_TASK MATERIAL_:
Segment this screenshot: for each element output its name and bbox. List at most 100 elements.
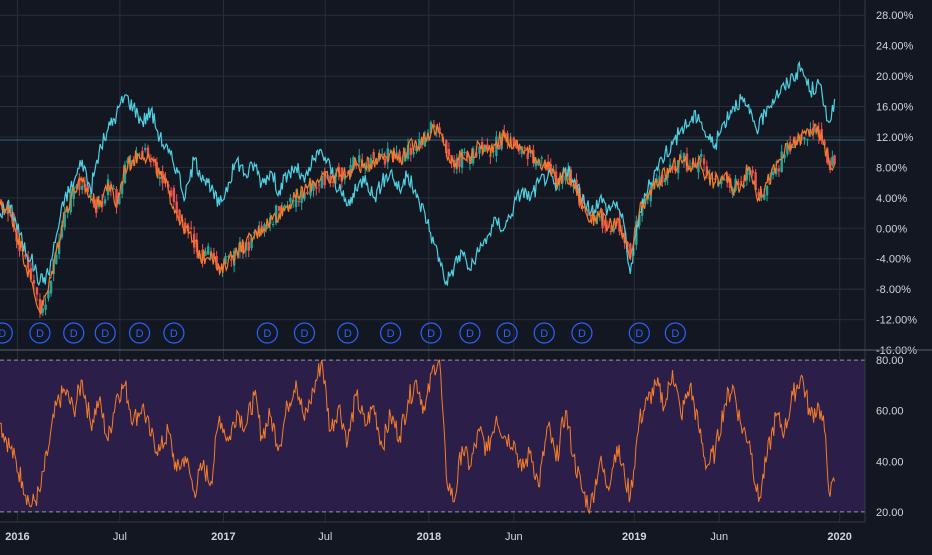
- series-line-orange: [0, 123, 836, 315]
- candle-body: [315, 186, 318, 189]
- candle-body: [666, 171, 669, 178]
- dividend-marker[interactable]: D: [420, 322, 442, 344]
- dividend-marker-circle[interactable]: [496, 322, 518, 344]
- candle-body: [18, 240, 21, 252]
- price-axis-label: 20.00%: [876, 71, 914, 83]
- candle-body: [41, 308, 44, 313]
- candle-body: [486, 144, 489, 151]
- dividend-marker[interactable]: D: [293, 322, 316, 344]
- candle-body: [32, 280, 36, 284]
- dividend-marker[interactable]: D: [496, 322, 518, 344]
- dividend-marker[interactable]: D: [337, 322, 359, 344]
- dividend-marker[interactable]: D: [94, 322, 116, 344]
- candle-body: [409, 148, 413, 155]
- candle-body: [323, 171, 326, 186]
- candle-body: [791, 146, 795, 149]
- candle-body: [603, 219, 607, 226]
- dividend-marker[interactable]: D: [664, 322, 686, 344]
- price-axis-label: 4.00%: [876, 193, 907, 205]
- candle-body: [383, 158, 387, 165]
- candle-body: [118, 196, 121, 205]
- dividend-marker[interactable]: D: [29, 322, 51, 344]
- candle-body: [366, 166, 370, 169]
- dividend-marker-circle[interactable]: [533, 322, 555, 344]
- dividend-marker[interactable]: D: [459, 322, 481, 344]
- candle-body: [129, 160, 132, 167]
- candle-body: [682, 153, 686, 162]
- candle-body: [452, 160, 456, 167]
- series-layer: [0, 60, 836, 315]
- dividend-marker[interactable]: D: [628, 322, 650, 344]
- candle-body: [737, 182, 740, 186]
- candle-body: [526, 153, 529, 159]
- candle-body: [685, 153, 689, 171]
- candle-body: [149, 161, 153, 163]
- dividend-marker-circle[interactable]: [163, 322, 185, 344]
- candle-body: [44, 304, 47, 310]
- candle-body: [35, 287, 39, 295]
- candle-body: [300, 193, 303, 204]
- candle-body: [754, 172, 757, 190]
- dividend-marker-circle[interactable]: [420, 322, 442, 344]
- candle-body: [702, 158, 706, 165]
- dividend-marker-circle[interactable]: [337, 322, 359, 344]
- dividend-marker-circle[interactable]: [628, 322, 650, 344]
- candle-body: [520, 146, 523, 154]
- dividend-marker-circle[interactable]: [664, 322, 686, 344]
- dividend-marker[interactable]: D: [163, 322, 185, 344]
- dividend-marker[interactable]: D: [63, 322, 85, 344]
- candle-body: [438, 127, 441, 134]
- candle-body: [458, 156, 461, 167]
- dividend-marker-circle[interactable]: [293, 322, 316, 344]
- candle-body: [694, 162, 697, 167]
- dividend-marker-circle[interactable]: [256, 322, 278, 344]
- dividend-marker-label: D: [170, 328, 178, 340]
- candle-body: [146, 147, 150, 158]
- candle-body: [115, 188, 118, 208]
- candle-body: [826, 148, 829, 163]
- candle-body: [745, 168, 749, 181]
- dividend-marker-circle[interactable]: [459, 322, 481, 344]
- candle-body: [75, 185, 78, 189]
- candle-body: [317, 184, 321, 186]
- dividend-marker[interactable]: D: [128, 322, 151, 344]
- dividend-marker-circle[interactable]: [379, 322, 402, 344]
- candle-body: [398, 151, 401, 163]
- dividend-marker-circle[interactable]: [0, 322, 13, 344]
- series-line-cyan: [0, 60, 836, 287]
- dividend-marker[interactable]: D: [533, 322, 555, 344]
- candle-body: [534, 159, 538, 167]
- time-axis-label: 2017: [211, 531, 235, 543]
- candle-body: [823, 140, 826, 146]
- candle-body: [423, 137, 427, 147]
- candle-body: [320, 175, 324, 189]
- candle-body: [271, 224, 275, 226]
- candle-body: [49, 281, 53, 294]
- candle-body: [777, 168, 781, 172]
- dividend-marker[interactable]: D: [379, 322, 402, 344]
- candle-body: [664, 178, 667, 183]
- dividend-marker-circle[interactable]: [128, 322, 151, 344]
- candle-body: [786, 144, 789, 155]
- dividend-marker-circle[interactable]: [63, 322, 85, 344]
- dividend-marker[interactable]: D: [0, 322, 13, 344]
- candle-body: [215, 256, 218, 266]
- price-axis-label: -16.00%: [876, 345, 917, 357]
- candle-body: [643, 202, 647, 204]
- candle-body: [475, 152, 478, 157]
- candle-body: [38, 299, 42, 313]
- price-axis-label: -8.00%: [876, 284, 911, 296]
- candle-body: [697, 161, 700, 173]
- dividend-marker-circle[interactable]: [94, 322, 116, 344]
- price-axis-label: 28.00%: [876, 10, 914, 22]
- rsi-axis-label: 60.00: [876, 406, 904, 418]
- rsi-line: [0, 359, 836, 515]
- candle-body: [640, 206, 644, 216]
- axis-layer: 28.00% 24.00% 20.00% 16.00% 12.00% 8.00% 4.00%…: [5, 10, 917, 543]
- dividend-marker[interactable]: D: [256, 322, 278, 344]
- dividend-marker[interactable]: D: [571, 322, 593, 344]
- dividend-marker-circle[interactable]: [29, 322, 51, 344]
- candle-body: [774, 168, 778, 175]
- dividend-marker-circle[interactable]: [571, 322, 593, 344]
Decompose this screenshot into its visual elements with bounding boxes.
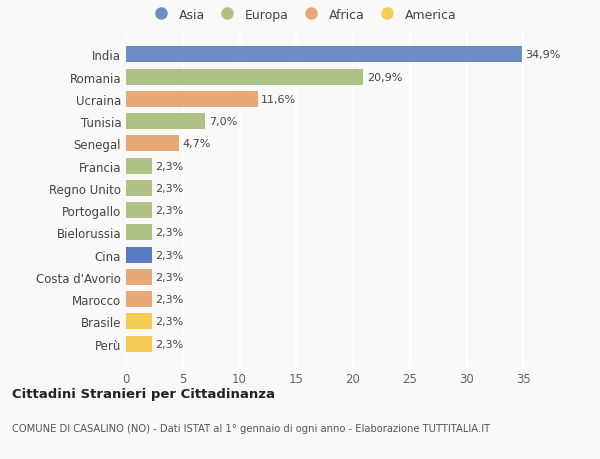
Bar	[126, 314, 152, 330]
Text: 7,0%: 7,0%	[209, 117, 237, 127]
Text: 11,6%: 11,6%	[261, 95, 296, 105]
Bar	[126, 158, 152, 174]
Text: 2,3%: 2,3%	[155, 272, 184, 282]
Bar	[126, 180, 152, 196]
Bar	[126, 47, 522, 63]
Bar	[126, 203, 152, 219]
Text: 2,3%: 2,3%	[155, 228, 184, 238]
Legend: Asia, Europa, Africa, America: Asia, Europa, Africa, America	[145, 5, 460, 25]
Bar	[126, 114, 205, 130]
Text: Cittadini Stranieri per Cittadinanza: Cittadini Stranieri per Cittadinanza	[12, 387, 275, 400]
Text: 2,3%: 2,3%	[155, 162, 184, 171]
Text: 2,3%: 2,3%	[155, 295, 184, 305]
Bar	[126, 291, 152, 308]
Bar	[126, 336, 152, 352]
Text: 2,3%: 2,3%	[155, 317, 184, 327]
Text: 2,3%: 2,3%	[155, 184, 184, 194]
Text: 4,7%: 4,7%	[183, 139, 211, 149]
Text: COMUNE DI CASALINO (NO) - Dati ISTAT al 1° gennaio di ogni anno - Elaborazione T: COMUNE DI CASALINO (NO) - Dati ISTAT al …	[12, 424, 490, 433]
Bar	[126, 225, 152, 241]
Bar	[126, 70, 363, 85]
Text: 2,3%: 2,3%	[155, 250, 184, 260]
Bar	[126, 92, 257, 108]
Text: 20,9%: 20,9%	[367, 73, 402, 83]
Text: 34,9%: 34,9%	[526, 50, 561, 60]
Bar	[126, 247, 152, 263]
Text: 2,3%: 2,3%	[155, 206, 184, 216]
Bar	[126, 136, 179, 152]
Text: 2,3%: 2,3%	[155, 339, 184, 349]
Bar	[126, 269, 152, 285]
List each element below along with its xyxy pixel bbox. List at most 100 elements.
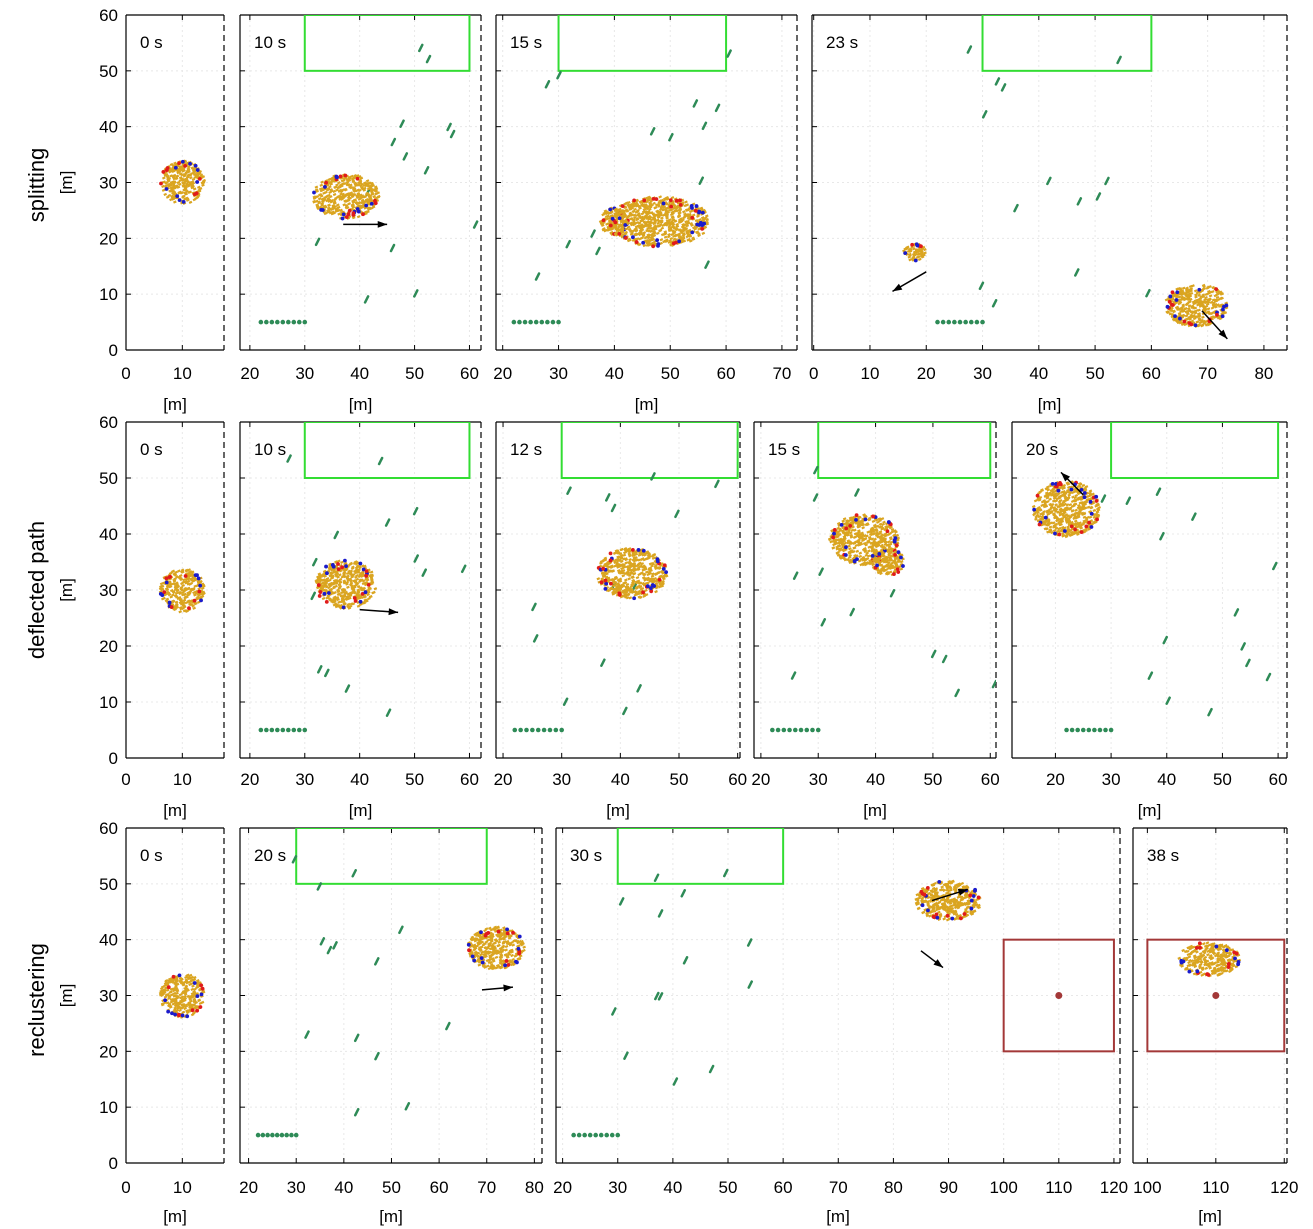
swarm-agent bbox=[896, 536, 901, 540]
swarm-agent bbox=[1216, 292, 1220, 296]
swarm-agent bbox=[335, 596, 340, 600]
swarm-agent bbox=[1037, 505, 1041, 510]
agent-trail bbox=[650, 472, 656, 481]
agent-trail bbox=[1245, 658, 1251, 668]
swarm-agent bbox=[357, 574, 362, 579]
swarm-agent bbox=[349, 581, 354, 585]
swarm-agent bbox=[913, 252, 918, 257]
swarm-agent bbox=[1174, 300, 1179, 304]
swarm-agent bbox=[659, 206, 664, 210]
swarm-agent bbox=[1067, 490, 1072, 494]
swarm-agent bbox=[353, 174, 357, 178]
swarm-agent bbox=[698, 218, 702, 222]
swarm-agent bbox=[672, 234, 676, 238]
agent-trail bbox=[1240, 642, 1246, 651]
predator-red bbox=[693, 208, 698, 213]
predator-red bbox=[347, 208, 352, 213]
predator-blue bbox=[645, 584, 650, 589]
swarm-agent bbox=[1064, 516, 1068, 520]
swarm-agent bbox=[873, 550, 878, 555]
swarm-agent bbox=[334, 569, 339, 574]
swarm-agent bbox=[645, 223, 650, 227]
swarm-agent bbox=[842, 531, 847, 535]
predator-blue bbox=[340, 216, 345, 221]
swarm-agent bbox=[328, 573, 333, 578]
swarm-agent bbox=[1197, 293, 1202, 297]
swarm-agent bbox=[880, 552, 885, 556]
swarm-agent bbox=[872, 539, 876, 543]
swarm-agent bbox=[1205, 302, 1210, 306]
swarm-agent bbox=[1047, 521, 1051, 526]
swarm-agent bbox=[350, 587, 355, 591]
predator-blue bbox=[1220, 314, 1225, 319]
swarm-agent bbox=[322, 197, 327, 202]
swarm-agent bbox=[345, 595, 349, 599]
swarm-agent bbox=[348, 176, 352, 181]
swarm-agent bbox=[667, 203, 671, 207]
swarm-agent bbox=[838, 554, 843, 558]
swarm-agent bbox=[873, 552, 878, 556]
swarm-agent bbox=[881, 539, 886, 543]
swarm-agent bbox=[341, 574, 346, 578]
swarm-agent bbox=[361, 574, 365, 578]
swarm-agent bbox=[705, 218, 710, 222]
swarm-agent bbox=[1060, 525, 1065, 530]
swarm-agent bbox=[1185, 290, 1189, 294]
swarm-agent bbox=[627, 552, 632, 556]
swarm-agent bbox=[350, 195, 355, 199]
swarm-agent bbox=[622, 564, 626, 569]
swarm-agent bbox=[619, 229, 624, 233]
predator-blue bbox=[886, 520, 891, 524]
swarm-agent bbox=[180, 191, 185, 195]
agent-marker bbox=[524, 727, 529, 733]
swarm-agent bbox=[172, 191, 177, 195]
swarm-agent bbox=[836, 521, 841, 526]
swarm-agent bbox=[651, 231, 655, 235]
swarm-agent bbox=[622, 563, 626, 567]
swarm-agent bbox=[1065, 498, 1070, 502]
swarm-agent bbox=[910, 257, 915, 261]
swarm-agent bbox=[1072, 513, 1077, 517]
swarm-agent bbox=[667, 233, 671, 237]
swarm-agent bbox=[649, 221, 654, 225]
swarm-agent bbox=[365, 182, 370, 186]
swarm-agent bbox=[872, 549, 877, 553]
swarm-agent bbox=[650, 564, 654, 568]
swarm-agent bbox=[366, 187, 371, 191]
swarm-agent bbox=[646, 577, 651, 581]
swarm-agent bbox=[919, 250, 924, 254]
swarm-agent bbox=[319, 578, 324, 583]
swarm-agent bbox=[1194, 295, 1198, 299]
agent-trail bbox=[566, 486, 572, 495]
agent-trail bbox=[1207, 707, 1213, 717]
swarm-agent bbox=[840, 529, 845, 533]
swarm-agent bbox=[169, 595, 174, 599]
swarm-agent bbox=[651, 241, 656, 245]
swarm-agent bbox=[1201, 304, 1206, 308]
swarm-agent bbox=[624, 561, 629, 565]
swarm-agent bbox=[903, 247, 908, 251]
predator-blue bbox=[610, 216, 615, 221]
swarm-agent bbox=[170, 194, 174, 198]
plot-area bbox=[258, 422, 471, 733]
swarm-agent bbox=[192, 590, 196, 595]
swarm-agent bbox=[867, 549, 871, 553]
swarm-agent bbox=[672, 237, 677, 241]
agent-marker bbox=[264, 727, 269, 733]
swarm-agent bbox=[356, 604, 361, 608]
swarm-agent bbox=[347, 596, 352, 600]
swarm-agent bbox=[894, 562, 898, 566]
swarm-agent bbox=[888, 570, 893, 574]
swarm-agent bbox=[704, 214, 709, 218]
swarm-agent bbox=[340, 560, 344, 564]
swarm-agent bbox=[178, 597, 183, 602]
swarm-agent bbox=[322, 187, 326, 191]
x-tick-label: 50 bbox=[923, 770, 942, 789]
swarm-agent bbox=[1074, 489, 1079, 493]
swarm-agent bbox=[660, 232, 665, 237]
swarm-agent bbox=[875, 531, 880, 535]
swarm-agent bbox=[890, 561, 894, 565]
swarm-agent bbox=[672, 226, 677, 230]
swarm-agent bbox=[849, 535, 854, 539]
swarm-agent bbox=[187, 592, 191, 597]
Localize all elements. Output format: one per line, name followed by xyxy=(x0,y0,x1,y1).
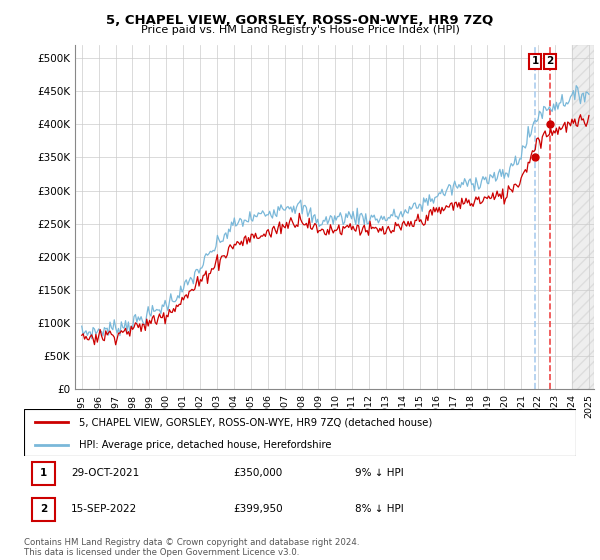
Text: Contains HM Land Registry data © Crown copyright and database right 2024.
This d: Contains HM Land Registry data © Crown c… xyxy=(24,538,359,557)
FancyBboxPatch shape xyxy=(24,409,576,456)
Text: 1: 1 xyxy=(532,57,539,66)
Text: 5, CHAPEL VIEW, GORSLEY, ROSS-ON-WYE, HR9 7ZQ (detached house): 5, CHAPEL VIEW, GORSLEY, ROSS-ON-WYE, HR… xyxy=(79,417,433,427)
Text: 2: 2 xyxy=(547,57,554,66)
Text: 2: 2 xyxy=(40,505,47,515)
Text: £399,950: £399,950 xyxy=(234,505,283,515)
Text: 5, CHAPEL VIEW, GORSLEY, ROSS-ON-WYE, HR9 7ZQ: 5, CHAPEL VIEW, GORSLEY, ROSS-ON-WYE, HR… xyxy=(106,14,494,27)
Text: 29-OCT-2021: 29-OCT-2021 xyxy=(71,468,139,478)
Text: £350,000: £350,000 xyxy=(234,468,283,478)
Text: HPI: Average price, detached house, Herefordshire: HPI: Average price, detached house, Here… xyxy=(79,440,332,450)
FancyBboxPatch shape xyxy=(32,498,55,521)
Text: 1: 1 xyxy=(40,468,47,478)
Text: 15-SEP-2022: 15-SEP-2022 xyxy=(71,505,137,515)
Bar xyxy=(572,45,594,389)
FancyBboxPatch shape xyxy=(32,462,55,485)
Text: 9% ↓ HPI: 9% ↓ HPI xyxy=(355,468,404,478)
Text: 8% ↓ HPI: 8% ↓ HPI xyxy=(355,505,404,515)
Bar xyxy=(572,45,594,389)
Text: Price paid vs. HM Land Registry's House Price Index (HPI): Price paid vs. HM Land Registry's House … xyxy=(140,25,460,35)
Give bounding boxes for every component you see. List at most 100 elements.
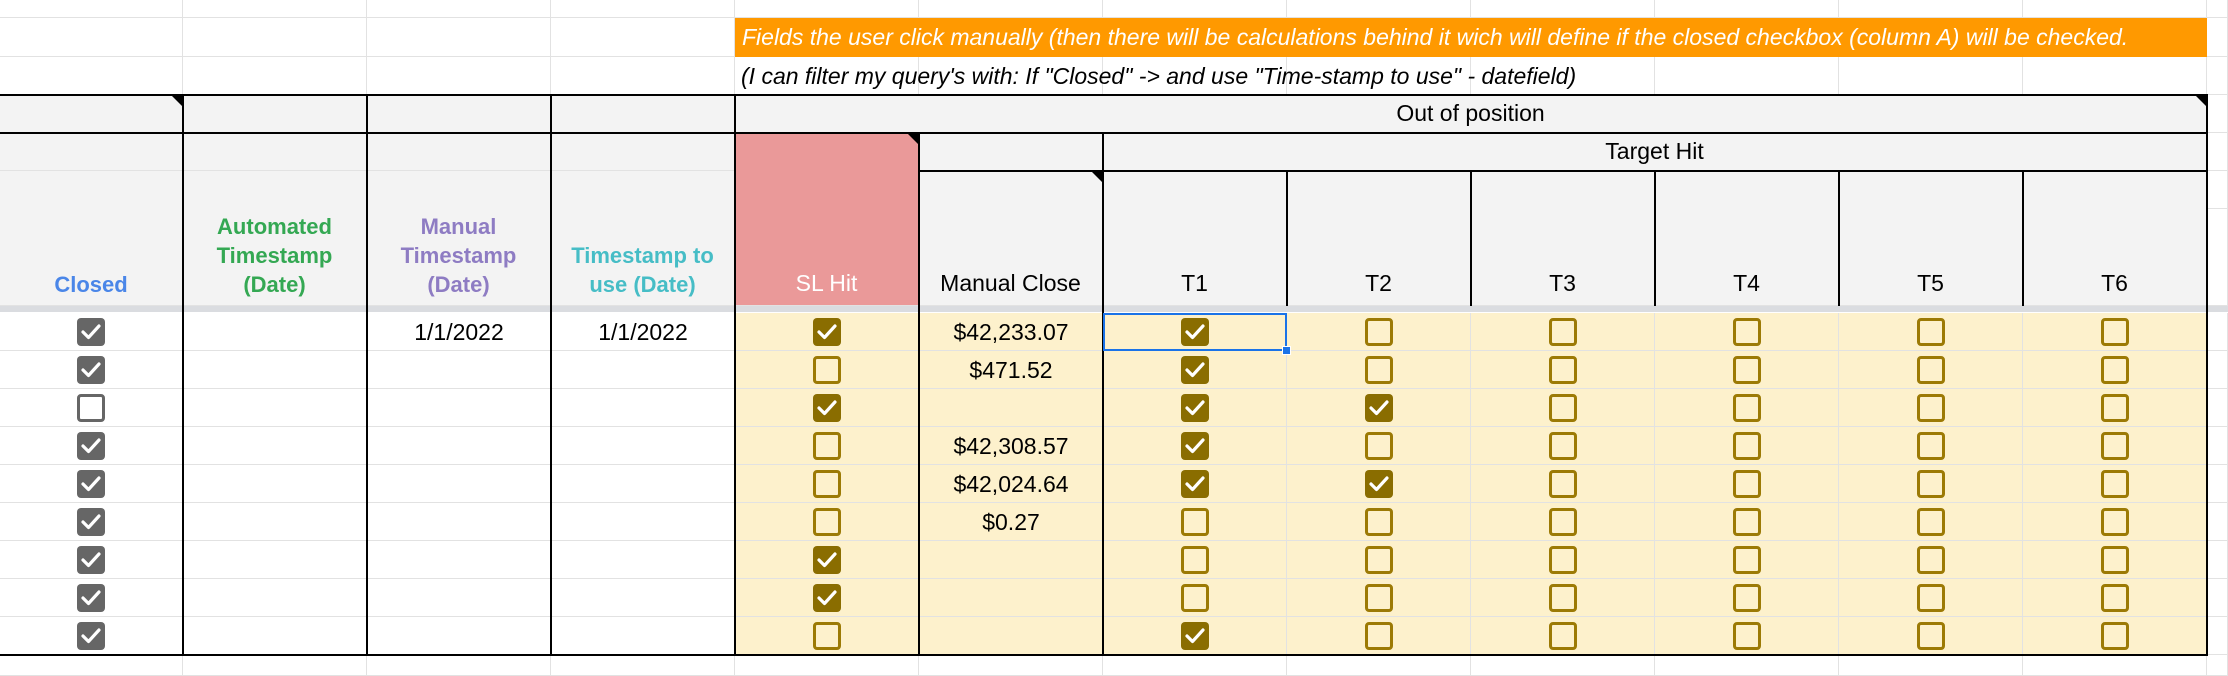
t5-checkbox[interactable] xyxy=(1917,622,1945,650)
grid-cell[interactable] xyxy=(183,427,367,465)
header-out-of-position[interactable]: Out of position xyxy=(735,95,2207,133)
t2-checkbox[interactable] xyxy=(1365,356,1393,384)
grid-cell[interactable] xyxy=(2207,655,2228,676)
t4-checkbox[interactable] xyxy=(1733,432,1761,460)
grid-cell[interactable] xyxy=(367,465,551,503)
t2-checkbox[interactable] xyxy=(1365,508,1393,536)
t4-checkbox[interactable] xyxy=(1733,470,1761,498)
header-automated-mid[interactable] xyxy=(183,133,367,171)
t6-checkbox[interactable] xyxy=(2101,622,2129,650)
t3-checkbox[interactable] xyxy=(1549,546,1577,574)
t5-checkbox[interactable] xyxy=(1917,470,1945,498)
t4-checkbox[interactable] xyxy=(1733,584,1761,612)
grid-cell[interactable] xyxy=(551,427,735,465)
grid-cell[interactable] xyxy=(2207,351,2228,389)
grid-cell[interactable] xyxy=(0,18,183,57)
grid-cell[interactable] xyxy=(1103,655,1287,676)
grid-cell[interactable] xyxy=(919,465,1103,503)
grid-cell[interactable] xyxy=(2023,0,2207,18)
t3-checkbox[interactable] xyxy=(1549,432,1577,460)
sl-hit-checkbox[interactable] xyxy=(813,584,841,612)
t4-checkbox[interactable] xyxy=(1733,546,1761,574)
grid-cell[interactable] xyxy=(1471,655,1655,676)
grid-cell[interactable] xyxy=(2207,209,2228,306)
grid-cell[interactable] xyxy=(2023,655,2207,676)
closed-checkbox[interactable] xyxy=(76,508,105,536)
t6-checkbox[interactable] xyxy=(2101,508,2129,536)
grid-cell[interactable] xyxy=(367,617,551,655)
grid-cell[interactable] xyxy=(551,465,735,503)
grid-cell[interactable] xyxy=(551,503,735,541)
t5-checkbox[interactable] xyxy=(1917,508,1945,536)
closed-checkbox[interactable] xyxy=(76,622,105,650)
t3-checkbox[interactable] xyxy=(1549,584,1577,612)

_WRITTEN EXERCISE_: Rewrite the lines starting with the line that contains "314, 152, 330]" and going on through the line that contains "114, 205, 130]", putting "Europe" wherever "Europa" appears and leaving everything else unchanged. Give only those lines.

_FINAL ANSWER_:
Bar	[126, 314, 152, 330]
Text: 7,0%: 7,0%	[209, 117, 237, 127]
Text: 11,6%: 11,6%	[261, 95, 296, 105]
Bar	[126, 158, 152, 174]
Text: 2,3%: 2,3%	[155, 272, 184, 282]
Bar	[126, 180, 152, 196]
Bar	[126, 47, 522, 63]
Bar	[126, 203, 152, 219]
Text: 2,3%: 2,3%	[155, 228, 184, 238]
Legend: Asia, Europe, Africa, America: Asia, Europe, Africa, America	[145, 5, 460, 25]
Bar	[126, 114, 205, 130]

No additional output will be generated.